## start
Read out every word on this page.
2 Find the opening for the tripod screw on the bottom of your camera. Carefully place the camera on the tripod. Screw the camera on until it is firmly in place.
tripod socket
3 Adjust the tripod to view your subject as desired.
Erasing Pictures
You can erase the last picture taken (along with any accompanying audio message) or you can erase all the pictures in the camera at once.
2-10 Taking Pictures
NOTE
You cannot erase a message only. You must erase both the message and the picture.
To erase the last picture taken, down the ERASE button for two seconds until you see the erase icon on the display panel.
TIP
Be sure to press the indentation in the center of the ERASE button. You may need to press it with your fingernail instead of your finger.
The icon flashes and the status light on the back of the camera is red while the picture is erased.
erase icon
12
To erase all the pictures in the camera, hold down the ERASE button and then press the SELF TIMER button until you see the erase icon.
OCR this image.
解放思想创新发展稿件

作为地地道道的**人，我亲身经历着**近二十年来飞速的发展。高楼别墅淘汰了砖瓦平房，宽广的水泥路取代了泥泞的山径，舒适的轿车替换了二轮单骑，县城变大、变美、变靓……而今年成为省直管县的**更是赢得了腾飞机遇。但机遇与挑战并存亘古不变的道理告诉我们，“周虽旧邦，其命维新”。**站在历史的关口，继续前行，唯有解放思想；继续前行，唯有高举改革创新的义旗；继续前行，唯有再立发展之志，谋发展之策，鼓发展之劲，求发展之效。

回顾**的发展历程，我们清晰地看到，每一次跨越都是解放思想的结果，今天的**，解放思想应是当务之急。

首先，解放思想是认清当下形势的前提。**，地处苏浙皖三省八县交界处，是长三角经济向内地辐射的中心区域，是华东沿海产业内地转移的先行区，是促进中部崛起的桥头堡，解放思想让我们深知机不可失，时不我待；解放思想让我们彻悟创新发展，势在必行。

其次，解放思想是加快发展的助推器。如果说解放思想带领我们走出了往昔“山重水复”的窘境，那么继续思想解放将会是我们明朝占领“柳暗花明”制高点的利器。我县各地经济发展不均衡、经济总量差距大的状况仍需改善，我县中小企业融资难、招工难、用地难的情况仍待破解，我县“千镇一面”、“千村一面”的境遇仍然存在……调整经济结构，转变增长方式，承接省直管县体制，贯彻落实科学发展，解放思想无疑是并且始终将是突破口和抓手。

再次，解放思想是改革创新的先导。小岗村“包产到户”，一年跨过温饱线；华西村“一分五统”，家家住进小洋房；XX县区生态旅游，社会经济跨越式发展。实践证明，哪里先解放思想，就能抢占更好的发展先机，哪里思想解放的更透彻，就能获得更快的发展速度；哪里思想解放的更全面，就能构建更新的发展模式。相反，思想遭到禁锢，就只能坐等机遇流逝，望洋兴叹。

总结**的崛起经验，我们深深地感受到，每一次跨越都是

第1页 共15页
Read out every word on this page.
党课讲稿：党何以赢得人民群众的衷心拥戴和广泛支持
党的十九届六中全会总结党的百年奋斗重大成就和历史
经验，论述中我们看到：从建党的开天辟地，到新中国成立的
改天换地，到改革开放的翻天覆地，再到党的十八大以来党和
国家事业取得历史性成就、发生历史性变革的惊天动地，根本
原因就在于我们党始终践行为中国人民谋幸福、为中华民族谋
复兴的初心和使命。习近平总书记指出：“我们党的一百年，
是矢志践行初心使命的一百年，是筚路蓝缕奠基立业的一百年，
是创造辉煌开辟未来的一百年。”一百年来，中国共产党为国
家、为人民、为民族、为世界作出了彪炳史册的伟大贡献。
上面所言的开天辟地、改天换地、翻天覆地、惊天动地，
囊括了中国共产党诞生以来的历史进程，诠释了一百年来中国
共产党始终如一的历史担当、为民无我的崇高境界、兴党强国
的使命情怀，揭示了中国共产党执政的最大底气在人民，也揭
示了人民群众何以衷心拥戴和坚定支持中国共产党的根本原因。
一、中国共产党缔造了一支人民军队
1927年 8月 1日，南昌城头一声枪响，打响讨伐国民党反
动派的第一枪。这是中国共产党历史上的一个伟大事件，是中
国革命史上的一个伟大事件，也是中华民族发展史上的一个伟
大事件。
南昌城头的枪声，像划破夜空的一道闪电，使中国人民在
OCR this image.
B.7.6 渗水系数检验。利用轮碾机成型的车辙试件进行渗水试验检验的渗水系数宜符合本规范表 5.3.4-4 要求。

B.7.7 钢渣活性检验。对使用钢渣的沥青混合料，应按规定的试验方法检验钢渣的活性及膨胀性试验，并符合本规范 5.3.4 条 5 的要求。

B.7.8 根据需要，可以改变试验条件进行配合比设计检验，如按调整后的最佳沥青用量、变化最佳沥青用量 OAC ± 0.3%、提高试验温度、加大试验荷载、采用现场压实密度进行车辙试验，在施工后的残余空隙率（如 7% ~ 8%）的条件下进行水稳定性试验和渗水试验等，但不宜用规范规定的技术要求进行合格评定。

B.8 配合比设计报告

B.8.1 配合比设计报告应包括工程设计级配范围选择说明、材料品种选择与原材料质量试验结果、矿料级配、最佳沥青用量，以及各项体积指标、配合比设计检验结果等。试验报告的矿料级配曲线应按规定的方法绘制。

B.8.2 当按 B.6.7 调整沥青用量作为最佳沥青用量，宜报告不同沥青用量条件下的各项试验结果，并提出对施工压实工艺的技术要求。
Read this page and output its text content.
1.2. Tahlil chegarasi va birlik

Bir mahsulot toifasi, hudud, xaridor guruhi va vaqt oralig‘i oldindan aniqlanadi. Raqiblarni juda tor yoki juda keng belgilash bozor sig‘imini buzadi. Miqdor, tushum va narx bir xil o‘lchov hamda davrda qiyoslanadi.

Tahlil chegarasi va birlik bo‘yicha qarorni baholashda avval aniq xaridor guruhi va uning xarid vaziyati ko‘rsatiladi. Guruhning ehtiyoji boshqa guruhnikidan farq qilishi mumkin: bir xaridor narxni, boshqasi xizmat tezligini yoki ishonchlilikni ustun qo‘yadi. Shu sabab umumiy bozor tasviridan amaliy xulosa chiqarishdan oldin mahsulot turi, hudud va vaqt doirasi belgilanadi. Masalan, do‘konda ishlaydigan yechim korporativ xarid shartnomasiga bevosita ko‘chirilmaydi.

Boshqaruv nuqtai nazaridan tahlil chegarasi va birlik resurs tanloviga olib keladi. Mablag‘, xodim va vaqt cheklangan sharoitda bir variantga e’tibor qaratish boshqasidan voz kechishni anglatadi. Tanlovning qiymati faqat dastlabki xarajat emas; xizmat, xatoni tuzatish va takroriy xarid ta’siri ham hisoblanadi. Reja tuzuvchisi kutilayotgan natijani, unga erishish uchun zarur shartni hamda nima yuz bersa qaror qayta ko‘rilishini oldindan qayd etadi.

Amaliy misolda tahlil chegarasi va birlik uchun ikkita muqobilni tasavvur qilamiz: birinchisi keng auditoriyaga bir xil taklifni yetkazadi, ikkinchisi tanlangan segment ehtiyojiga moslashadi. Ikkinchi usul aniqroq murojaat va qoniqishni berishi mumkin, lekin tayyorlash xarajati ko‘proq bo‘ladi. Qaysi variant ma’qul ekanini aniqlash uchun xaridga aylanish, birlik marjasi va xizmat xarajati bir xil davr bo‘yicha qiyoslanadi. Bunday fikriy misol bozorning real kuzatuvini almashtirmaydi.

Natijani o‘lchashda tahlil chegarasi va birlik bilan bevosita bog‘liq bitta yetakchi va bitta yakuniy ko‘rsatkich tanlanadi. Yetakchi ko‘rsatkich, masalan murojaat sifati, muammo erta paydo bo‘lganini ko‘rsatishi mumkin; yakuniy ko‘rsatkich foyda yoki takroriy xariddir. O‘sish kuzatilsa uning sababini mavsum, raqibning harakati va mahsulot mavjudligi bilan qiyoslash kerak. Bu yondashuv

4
## end
» **GIVEN PROBLEM**: Reproduce the full listing word for word.

» **THE COMPLETED TASK**:
Read out every word on this page.
2 Find the opening for the tripod screw on the bottom of your camera. Carefully place the camera on the tripod. Screw the camera on until it is firmly in place.
tripod socket
3 Adjust the tripod to view your subject as desired.
Erasing Pictures
You can erase the last picture taken (along with any accompanying audio message) or you can erase all the pictures in the camera at once.
2-10 Taking Pictures
NOTE
You cannot erase a message only. You must erase both the message and the picture.
To erase the last picture taken, down the ERASE button for two seconds until you see the erase icon on the display panel.
TIP
Be sure to press the indentation in the center of the ERASE button. You may need to press it with your fingernail instead of your finger.
The icon flashes and the status light on the back of the camera is red while the picture is erased.
erase icon
12
To erase all the pictures in the camera, hold down the ERASE button and then press the SELF TIMER button until you see the erase icon.
OCR this image.
解放思想创新发展稿件

作为地地道道的**人，我亲身经历着**近二十年来飞速的发展。高楼别墅淘汰了砖瓦平房，宽广的水泥路取代了泥泞的山径，舒适的轿车替换了二轮单骑，县城变大、变美、变靓……而今年成为省直管县的**更是赢得了腾飞机遇。但机遇与挑战并存亘古不变的道理告诉我们，“周虽旧邦，其命维新”。**站在历史的关口，继续前行，唯有解放思想；继续前行，唯有高举改革创新的义旗；继续前行，唯有再立发展之志，谋发展之策，鼓发展之劲，求发展之效。

回顾**的发展历程，我们清晰地看到，每一次跨越都是解放思想的结果，今天的**，解放思想应是当务之急。

首先，解放思想是认清当下形势的前提。**，地处苏浙皖三省八县交界处，是长三角经济向内地辐射的中心区域，是华东沿海产业内地转移的先行区，是促进中部崛起的桥头堡，解放思想让我们深知机不可失，时不我待；解放思想让我们彻悟创新发展，势在必行。

其次，解放思想是加快发展的助推器。如果说解放思想带领我们走出了往昔“山重水复”的窘境，那么继续思想解放将会是我们明朝占领“柳暗花明”制高点的利器。我县各地经济发展不均衡、经济总量差距大的状况仍需改善，我县中小企业融资难、招工难、用地难的情况仍待破解，我县“千镇一面”、“千村一面”的境遇仍然存在……调整经济结构，转变增长方式，承接省直管县体制，贯彻落实科学发展，解放思想无疑是并且始终将是突破口和抓手。

再次，解放思想是改革创新的先导。小岗村“包产到户”，一年跨过温饱线；华西村“一分五统”，家家住进小洋房；XX县区生态旅游，社会经济跨越式发展。实践证明，哪里先解放思想，就能抢占更好的发展先机，哪里思想解放的更透彻，就能获得更快的发展速度；哪里思想解放的更全面，就能构建更新的发展模式。相反，思想遭到禁锢，就只能坐等机遇流逝，望洋兴叹。

总结**的崛起经验，我们深深地感受到，每一次跨越都是

第1页 共15页
Read out every word on this page.
党课讲稿：党何以赢得人民群众的衷心拥戴和广泛支持
党的十九届六中全会总结党的百年奋斗重大成就和历史
经验，论述中我们看到：从建党的开天辟地，到新中国成立的
改天换地，到改革开放的翻天覆地，再到党的十八大以来党和
国家事业取得历史性成就、发生历史性变革的惊天动地，根本
原因就在于我们党始终践行为中国人民谋幸福、为中华民族谋
复兴的初心和使命。习近平总书记指出：“我们党的一百年，
是矢志践行初心使命的一百年，是筚路蓝缕奠基立业的一百年，
是创造辉煌开辟未来的一百年。”一百年来，中国共产党为国
家、为人民、为民族、为世界作出了彪炳史册的伟大贡献。
上面所言的开天辟地、改天换地、翻天覆地、惊天动地，
囊括了中国共产党诞生以来的历史进程，诠释了一百年来中国
共产党始终如一的历史担当、为民无我的崇高境界、兴党强国
的使命情怀，揭示了中国共产党执政的最大底气在人民，也揭
示了人民群众何以衷心拥戴和坚定支持中国共产党的根本原因。
一、中国共产党缔造了一支人民军队
1927年 8月 1日，南昌城头一声枪响，打响讨伐国民党反
动派的第一枪。这是中国共产党历史上的一个伟大事件，是中
国革命史上的一个伟大事件，也是中华民族发展史上的一个伟
大事件。
南昌城头的枪声，像划破夜空的一道闪电，使中国人民在
OCR this image.
B.7.6 渗水系数检验。利用轮碾机成型的车辙试件进行渗水试验检验的渗水系数宜符合本规范表 5.3.4-4 要求。

B.7.7 钢渣活性检验。对使用钢渣的沥青混合料，应按规定的试验方法检验钢渣的活性及膨胀性试验，并符合本规范 5.3.4 条 5 的要求。

B.7.8 根据需要，可以改变试验条件进行配合比设计检验，如按调整后的最佳沥青用量、变化最佳沥青用量 OAC ± 0.3%、提高试验温度、加大试验荷载、采用现场压实密度进行车辙试验，在施工后的残余空隙率（如 7% ~ 8%）的条件下进行水稳定性试验和渗水试验等，但不宜用规范规定的技术要求进行合格评定。

B.8 配合比设计报告

B.8.1 配合比设计报告应包括工程设计级配范围选择说明、材料品种选择与原材料质量试验结果、矿料级配、最佳沥青用量，以及各项体积指标、配合比设计检验结果等。试验报告的矿料级配曲线应按规定的方法绘制。

B.8.2 当按 B.6.7 调整沥青用量作为最佳沥青用量，宜报告不同沥青用量条件下的各项试验结果，并提出对施工压实工艺的技术要求。
Read this page and output its text content.
1.2. Tahlil chegarasi va birlik

Bir mahsulot toifasi, hudud, xaridor guruhi va vaqt oralig‘i oldindan aniqlanadi. Raqiblarni juda tor yoki juda keng belgilash bozor sig‘imini buzadi. Miqdor, tushum va narx bir xil o‘lchov hamda davrda qiyoslanadi.

Tahlil chegarasi va birlik bo‘yicha qarorni baholashda avval aniq xaridor guruhi va uning xarid vaziyati ko‘rsatiladi. Guruhning ehtiyoji boshqa guruhnikidan farq qilishi mumkin: bir xaridor narxni, boshqasi xizmat tezligini yoki ishonchlilikni ustun qo‘yadi. Shu sabab umumiy bozor tasviridan amaliy xulosa chiqarishdan oldin mahsulot turi, hudud va vaqt doirasi belgilanadi. Masalan, do‘konda ishlaydigan yechim korporativ xarid shartnomasiga bevosita ko‘chirilmaydi.

Boshqaruv nuqtai nazaridan tahlil chegarasi va birlik resurs tanloviga olib keladi. Mablag‘, xodim va vaqt cheklangan sharoitda bir variantga e’tibor qaratish boshqasidan voz kechishni anglatadi. Tanlovning qiymati faqat dastlabki xarajat emas; xizmat, xatoni tuzatish va takroriy xarid ta’siri ham hisoblanadi. Reja tuzuvchisi kutilayotgan natijani, unga erishish uchun zarur shartni hamda nima yuz bersa qaror qayta ko‘rilishini oldindan qayd etadi.

Amaliy misolda tahlil chegarasi va birlik uchun ikkita muqobilni tasavvur qilamiz: birinchisi keng auditoriyaga bir xil taklifni yetkazadi, ikkinchisi tanlangan segment ehtiyojiga moslashadi. Ikkinchi usul aniqroq murojaat va qoniqishni berishi mumkin, lekin tayyorlash xarajati ko‘proq bo‘ladi. Qaysi variant ma’qul ekanini aniqlash uchun xaridga aylanish, birlik marjasi va xizmat xarajati bir xil davr bo‘yicha qiyoslanadi. Bunday fikriy misol bozorning real kuzatuvini almashtirmaydi.

Natijani o‘lchashda tahlil chegarasi va birlik bilan bevosita bog‘liq bitta yetakchi va bitta yakuniy ko‘rsatkich tanlanadi. Yetakchi ko‘rsatkich, masalan murojaat sifati, muammo erta paydo bo‘lganini ko‘rsatishi mumkin; yakuniy ko‘rsatkich foyda yoki takroriy xariddir. O‘sish kuzatilsa uning sababini mavsum, raqibning harakati va mahsulot mavjudligi bilan qiyoslash kerak. Bu yondashuv

4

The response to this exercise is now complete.